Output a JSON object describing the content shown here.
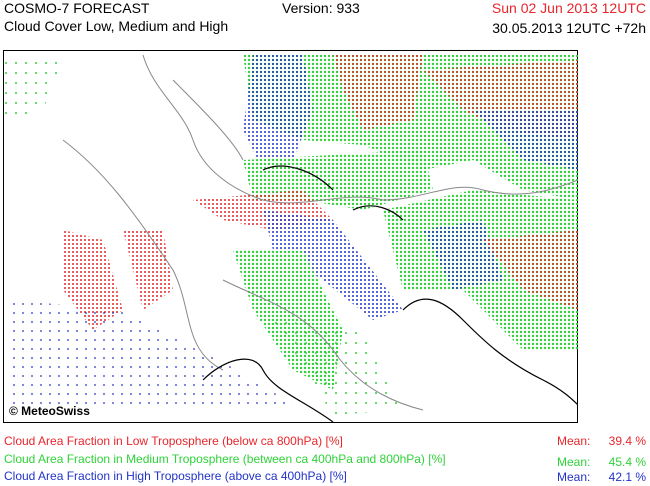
{
  "header": {
    "title": "COSMO-7 FORECAST",
    "subtitle": "Cloud Cover Low, Medium and High",
    "version": "Version: 933",
    "valid_time": "Sun 02 Jun 2013 12UTC",
    "run_time": "30.05.2013 12UTC +72h"
  },
  "map": {
    "credit": "© MeteoSwiss"
  },
  "legend": [
    {
      "label": "Cloud Area Fraction in Low Troposphere (below ca 800hPa) [%]",
      "mean_label": "Mean:",
      "mean": "39.4 %"
    },
    {
      "label": "Cloud Area Fraction in Medium Troposphere (between ca 400hPa and 800hPa) [%]",
      "mean_label": "Mean:",
      "mean": "45.4 %"
    },
    {
      "label": "Cloud Area Fraction in High Troposphere (above ca 400hPa) [%]",
      "mean_label": "Mean:",
      "mean": "42.1 %"
    }
  ]
}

Stated task
Return the entries unchanged, save for the pictures, which do not belong in the copy.

Task answer
Output a JSON object describing the content shown here.
{
  "header": {
    "title": "COSMO-7 FORECAST",
    "subtitle": "Cloud Cover Low, Medium and High",
    "version": "Version: 933",
    "valid_time": "Sun 02 Jun 2013 12UTC",
    "run_time": "30.05.2013 12UTC +72h"
  },
  "map": {
    "credit": "© MeteoSwiss"
  },
  "legend": [
    {
      "label": "Cloud Area Fraction in Low Troposphere (below ca 800hPa) [%]",
      "mean_label": "Mean:",
      "mean": "39.4 %"
    },
    {
      "label": "Cloud Area Fraction in Medium Troposphere (between ca 400hPa and 800hPa) [%]",
      "mean_label": "Mean:",
      "mean": "45.4 %"
    },
    {
      "label": "Cloud Area Fraction in High Troposphere (above ca 400hPa) [%]",
      "mean_label": "Mean:",
      "mean": "42.1 %"
    }
  ]
}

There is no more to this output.